Stored data

━━━━

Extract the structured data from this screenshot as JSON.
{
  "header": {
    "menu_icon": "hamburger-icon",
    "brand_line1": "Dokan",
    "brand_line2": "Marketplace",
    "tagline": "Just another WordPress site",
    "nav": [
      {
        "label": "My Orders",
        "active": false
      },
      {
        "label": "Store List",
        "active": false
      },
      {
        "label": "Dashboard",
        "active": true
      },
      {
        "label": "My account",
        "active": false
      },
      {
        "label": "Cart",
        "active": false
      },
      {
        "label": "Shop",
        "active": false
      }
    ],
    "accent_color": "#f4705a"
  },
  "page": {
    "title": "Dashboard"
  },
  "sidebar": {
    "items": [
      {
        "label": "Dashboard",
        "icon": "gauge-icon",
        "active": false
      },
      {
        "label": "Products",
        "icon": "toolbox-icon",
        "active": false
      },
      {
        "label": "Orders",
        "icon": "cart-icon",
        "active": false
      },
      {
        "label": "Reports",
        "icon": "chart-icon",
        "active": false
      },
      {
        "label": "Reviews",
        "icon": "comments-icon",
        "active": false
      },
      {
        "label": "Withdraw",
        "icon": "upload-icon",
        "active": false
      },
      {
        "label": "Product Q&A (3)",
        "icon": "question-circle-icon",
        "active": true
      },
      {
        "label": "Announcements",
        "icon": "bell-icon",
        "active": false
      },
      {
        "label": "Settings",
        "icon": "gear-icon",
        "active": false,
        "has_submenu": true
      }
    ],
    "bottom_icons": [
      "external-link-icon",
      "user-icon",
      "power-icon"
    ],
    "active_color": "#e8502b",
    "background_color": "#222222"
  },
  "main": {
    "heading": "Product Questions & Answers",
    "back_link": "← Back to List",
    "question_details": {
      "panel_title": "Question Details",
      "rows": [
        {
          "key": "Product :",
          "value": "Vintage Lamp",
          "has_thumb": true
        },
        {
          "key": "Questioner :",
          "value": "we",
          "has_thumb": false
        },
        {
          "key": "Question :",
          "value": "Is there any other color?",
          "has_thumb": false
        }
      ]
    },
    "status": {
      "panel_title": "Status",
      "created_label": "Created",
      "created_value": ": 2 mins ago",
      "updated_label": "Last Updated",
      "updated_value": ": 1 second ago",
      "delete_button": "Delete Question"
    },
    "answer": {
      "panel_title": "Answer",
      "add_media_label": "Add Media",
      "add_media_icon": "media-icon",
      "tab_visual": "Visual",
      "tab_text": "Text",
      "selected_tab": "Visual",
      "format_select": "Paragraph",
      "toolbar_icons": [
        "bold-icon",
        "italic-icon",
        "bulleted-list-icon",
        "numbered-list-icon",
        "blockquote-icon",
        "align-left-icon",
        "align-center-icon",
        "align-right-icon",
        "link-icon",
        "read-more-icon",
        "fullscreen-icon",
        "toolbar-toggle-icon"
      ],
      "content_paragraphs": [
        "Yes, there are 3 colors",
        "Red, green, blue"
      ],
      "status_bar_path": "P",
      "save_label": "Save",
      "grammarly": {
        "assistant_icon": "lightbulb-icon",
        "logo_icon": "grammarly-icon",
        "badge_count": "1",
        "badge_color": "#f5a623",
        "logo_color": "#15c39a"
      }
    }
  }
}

━━━━

— Work to be completed —
Word for word, restate all of the data shown above.

— Expected answer —
Extract the structured data from this screenshot as JSON.
{
  "header": {
    "menu_icon": "hamburger-icon",
    "brand_line1": "Dokan",
    "brand_line2": "Marketplace",
    "tagline": "Just another WordPress site",
    "nav": [
      {
        "label": "My Orders",
        "active": false
      },
      {
        "label": "Store List",
        "active": false
      },
      {
        "label": "Dashboard",
        "active": true
      },
      {
        "label": "My account",
        "active": false
      },
      {
        "label": "Cart",
        "active": false
      },
      {
        "label": "Shop",
        "active": false
      }
    ],
    "accent_color": "#f4705a"
  },
  "page": {
    "title": "Dashboard"
  },
  "sidebar": {
    "items": [
      {
        "label": "Dashboard",
        "icon": "gauge-icon",
        "active": false
      },
      {
        "label": "Products",
        "icon": "toolbox-icon",
        "active": false
      },
      {
        "label": "Orders",
        "icon": "cart-icon",
        "active": false
      },
      {
        "label": "Reports",
        "icon": "chart-icon",
        "active": false
      },
      {
        "label": "Reviews",
        "icon": "comments-icon",
        "active": false
      },
      {
        "label": "Withdraw",
        "icon": "upload-icon",
        "active": false
      },
      {
        "label": "Product Q&A (3)",
        "icon": "question-circle-icon",
        "active": true
      },
      {
        "label": "Announcements",
        "icon": "bell-icon",
        "active": false
      },
      {
        "label": "Settings",
        "icon": "gear-icon",
        "active": false,
        "has_submenu": true
      }
    ],
    "bottom_icons": [
      "external-link-icon",
      "user-icon",
      "power-icon"
    ],
    "active_color": "#e8502b",
    "background_color": "#222222"
  },
  "main": {
    "heading": "Product Questions & Answers",
    "back_link": "← Back to List",
    "question_details": {
      "panel_title": "Question Details",
      "rows": [
        {
          "key": "Product :",
          "value": "Vintage Lamp",
          "has_thumb": true
        },
        {
          "key": "Questioner :",
          "value": "we",
          "has_thumb": false
        },
        {
          "key": "Question :",
          "value": "Is there any other color?",
          "has_thumb": false
        }
      ]
    },
    "status": {
      "panel_title": "Status",
      "created_label": "Created",
      "created_value": ": 2 mins ago",
      "updated_label": "Last Updated",
      "updated_value": ": 1 second ago",
      "delete_button": "Delete Question"
    },
    "answer": {
      "panel_title": "Answer",
      "add_media_label": "Add Media",
      "add_media_icon": "media-icon",
      "tab_visual": "Visual",
      "tab_text": "Text",
      "selected_tab": "Visual",
      "format_select": "Paragraph",
      "toolbar_icons": [
        "bold-icon",
        "italic-icon",
        "bulleted-list-icon",
        "numbered-list-icon",
        "blockquote-icon",
        "align-left-icon",
        "align-center-icon",
        "align-right-icon",
        "link-icon",
        "read-more-icon",
        "fullscreen-icon",
        "toolbar-toggle-icon"
      ],
      "content_paragraphs": [
        "Yes, there are 3 colors",
        "Red, green, blue"
      ],
      "status_bar_path": "P",
      "save_label": "Save",
      "grammarly": {
        "assistant_icon": "lightbulb-icon",
        "logo_icon": "grammarly-icon",
        "badge_count": "1",
        "badge_color": "#f5a623",
        "logo_color": "#15c39a"
      }
    }
  }
}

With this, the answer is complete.